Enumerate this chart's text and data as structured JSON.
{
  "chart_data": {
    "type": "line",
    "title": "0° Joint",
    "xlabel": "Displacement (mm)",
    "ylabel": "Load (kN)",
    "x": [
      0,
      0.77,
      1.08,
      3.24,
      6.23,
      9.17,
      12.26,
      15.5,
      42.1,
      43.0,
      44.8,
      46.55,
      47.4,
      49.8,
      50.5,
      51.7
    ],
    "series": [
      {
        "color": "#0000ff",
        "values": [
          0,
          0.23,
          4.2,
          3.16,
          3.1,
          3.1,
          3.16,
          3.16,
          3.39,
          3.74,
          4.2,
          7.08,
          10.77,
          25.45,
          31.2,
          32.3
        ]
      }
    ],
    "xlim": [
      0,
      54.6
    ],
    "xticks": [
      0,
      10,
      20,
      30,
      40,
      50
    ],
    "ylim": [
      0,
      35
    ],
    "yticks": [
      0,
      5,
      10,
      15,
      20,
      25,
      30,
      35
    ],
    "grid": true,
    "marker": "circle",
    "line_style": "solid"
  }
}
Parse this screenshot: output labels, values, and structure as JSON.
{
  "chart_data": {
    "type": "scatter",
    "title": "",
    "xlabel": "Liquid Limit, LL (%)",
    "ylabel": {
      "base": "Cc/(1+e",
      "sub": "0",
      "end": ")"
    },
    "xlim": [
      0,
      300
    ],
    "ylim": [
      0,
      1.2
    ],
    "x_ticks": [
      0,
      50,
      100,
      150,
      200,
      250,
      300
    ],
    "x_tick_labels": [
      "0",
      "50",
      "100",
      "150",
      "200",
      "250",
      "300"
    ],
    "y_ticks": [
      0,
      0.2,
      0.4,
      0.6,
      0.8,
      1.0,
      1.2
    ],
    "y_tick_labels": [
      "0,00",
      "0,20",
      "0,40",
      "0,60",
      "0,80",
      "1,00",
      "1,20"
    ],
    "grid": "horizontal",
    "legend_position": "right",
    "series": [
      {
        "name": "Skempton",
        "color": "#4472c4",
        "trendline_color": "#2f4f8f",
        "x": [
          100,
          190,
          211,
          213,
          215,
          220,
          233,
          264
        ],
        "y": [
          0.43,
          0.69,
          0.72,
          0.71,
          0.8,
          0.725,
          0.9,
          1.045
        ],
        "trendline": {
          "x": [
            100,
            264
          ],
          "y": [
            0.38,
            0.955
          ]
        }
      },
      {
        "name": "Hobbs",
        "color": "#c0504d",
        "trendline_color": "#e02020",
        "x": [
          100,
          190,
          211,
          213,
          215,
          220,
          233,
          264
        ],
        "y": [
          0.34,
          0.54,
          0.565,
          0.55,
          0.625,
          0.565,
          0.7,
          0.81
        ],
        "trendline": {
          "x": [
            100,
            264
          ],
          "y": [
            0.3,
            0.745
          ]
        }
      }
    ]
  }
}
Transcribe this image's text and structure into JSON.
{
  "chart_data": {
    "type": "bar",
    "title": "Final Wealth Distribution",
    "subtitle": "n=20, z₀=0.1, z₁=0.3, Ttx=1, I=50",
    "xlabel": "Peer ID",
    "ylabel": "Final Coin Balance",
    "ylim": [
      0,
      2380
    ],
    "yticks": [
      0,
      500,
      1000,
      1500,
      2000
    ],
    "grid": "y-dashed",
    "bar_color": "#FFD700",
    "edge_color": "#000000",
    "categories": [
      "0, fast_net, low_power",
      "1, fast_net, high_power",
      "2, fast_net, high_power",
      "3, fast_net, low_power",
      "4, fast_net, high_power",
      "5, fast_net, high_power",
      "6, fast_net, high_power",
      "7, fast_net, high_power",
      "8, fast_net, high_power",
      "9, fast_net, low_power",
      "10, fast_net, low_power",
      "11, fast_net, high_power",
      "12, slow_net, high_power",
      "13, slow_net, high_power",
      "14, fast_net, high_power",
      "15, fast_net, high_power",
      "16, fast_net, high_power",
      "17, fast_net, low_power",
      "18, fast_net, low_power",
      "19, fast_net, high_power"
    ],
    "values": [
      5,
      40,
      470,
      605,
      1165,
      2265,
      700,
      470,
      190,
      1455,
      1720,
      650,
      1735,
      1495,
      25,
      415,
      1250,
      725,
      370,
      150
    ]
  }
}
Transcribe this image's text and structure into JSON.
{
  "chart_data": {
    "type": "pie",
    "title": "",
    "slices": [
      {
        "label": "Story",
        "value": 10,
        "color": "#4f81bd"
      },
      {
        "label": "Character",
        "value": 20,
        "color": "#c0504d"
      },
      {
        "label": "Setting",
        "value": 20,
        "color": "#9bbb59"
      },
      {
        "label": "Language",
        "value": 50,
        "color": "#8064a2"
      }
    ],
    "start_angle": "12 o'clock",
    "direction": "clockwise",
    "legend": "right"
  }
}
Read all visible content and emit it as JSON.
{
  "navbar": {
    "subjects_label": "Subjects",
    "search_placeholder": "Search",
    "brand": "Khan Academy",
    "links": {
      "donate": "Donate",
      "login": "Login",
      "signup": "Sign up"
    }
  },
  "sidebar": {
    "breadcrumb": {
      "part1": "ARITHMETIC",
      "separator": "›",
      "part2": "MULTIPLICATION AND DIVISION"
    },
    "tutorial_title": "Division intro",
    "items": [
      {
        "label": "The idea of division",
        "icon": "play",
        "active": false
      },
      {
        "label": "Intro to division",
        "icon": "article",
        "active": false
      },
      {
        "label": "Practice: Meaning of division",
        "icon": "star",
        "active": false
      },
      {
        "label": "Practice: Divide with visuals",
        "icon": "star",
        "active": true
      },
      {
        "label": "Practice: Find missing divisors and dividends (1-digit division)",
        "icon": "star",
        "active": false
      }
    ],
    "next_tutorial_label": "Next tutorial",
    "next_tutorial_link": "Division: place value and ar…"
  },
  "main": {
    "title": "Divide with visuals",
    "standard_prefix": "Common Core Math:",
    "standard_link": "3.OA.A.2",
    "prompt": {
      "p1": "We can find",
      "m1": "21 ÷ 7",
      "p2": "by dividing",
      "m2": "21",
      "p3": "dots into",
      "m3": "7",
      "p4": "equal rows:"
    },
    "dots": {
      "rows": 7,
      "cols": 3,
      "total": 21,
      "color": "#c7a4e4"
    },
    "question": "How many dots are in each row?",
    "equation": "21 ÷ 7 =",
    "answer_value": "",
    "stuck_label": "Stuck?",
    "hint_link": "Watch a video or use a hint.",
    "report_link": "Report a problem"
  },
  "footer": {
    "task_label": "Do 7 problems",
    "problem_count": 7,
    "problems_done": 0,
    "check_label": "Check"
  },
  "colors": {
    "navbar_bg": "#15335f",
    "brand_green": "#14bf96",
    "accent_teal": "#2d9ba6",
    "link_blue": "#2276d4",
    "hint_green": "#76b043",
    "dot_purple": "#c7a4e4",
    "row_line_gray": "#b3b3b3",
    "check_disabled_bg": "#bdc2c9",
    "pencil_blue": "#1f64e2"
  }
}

======

** TASK DESCRIPTION **
Output the full listing without altering anything.

** TASK ANSWER **
Enumerate this chart's text and data as structured JSON.
{
  "chart_data": {
    "type": "line",
    "title": "0° Joint",
    "xlabel": "Displacement (mm)",
    "ylabel": "Load (kN)",
    "x": [
      0,
      0.77,
      1.08,
      3.24,
      6.23,
      9.17,
      12.26,
      15.5,
      42.1,
      43.0,
      44.8,
      46.55,
      47.4,
      49.8,
      50.5,
      51.7
    ],
    "series": [
      {
        "color": "#0000ff",
        "values": [
          0,
          0.23,
          4.2,
          3.16,
          3.1,
          3.1,
          3.16,
          3.16,
          3.39,
          3.74,
          4.2,
          7.08,
          10.77,
          25.45,
          31.2,
          32.3
        ]
      }
    ],
    "xlim": [
      0,
      54.6
    ],
    "xticks": [
      0,
      10,
      20,
      30,
      40,
      50
    ],
    "ylim": [
      0,
      35
    ],
    "yticks": [
      0,
      5,
      10,
      15,
      20,
      25,
      30,
      35
    ],
    "grid": true,
    "marker": "circle",
    "line_style": "solid"
  }
}
Parse this screenshot: output labels, values, and structure as JSON.
{
  "chart_data": {
    "type": "scatter",
    "title": "",
    "xlabel": "Liquid Limit, LL (%)",
    "ylabel": {
      "base": "Cc/(1+e",
      "sub": "0",
      "end": ")"
    },
    "xlim": [
      0,
      300
    ],
    "ylim": [
      0,
      1.2
    ],
    "x_ticks": [
      0,
      50,
      100,
      150,
      200,
      250,
      300
    ],
    "x_tick_labels": [
      "0",
      "50",
      "100",
      "150",
      "200",
      "250",
      "300"
    ],
    "y_ticks": [
      0,
      0.2,
      0.4,
      0.6,
      0.8,
      1.0,
      1.2
    ],
    "y_tick_labels": [
      "0,00",
      "0,20",
      "0,40",
      "0,60",
      "0,80",
      "1,00",
      "1,20"
    ],
    "grid": "horizontal",
    "legend_position": "right",
    "series": [
      {
        "name": "Skempton",
        "color": "#4472c4",
        "trendline_color": "#2f4f8f",
        "x": [
          100,
          190,
          211,
          213,
          215,
          220,
          233,
          264
        ],
        "y": [
          0.43,
          0.69,
          0.72,
          0.71,
          0.8,
          0.725,
          0.9,
          1.045
        ],
        "trendline": {
          "x": [
            100,
            264
          ],
          "y": [
            0.38,
            0.955
          ]
        }
      },
      {
        "name": "Hobbs",
        "color": "#c0504d",
        "trendline_color": "#e02020",
        "x": [
          100,
          190,
          211,
          213,
          215,
          220,
          233,
          264
        ],
        "y": [
          0.34,
          0.54,
          0.565,
          0.55,
          0.625,
          0.565,
          0.7,
          0.81
        ],
        "trendline": {
          "x": [
            100,
            264
          ],
          "y": [
            0.3,
            0.745
          ]
        }
      }
    ]
  }
}
Transcribe this image's text and structure into JSON.
{
  "chart_data": {
    "type": "bar",
    "title": "Final Wealth Distribution",
    "subtitle": "n=20, z₀=0.1, z₁=0.3, Ttx=1, I=50",
    "xlabel": "Peer ID",
    "ylabel": "Final Coin Balance",
    "ylim": [
      0,
      2380
    ],
    "yticks": [
      0,
      500,
      1000,
      1500,
      2000
    ],
    "grid": "y-dashed",
    "bar_color": "#FFD700",
    "edge_color": "#000000",
    "categories": [
      "0, fast_net, low_power",
      "1, fast_net, high_power",
      "2, fast_net, high_power",
      "3, fast_net, low_power",
      "4, fast_net, high_power",
      "5, fast_net, high_power",
      "6, fast_net, high_power",
      "7, fast_net, high_power",
      "8, fast_net, high_power",
      "9, fast_net, low_power",
      "10, fast_net, low_power",
      "11, fast_net, high_power",
      "12, slow_net, high_power",
      "13, slow_net, high_power",
      "14, fast_net, high_power",
      "15, fast_net, high_power",
      "16, fast_net, high_power",
      "17, fast_net, low_power",
      "18, fast_net, low_power",
      "19, fast_net, high_power"
    ],
    "values": [
      5,
      40,
      470,
      605,
      1165,
      2265,
      700,
      470,
      190,
      1455,
      1720,
      650,
      1735,
      1495,
      25,
      415,
      1250,
      725,
      370,
      150
    ]
  }
}
Transcribe this image's text and structure into JSON.
{
  "chart_data": {
    "type": "pie",
    "title": "",
    "slices": [
      {
        "label": "Story",
        "value": 10,
        "color": "#4f81bd"
      },
      {
        "label": "Character",
        "value": 20,
        "color": "#c0504d"
      },
      {
        "label": "Setting",
        "value": 20,
        "color": "#9bbb59"
      },
      {
        "label": "Language",
        "value": 50,
        "color": "#8064a2"
      }
    ],
    "start_angle": "12 o'clock",
    "direction": "clockwise",
    "legend": "right"
  }
}
Read all visible content and emit it as JSON.
{
  "navbar": {
    "subjects_label": "Subjects",
    "search_placeholder": "Search",
    "brand": "Khan Academy",
    "links": {
      "donate": "Donate",
      "login": "Login",
      "signup": "Sign up"
    }
  },
  "sidebar": {
    "breadcrumb": {
      "part1": "ARITHMETIC",
      "separator": "›",
      "part2": "MULTIPLICATION AND DIVISION"
    },
    "tutorial_title": "Division intro",
    "items": [
      {
        "label": "The idea of division",
        "icon": "play",
        "active": false
      },
      {
        "label": "Intro to division",
        "icon": "article",
        "active": false
      },
      {
        "label": "Practice: Meaning of division",
        "icon": "star",
        "active": false
      },
      {
        "label": "Practice: Divide with visuals",
        "icon": "star",
        "active": true
      },
      {
        "label": "Practice: Find missing divisors and dividends (1-digit division)",
        "icon": "star",
        "active": false
      }
    ],
    "next_tutorial_label": "Next tutorial",
    "next_tutorial_link": "Division: place value and ar…"
  },
  "main": {
    "title": "Divide with visuals",
    "standard_prefix": "Common Core Math:",
    "standard_link": "3.OA.A.2",
    "prompt": {
      "p1": "We can find",
      "m1": "21 ÷ 7",
      "p2": "by dividing",
      "m2": "21",
      "p3": "dots into",
      "m3": "7",
      "p4": "equal rows:"
    },
    "dots": {
      "rows": 7,
      "cols": 3,
      "total": 21,
      "color": "#c7a4e4"
    },
    "question": "How many dots are in each row?",
    "equation": "21 ÷ 7 =",
    "answer_value": "",
    "stuck_label": "Stuck?",
    "hint_link": "Watch a video or use a hint.",
    "report_link": "Report a problem"
  },
  "footer": {
    "task_label": "Do 7 problems",
    "problem_count": 7,
    "problems_done": 0,
    "check_label": "Check"
  },
  "colors": {
    "navbar_bg": "#15335f",
    "brand_green": "#14bf96",
    "accent_teal": "#2d9ba6",
    "link_blue": "#2276d4",
    "hint_green": "#76b043",
    "dot_purple": "#c7a4e4",
    "row_line_gray": "#b3b3b3",
    "check_disabled_bg": "#bdc2c9",
    "pencil_blue": "#1f64e2"
  }
}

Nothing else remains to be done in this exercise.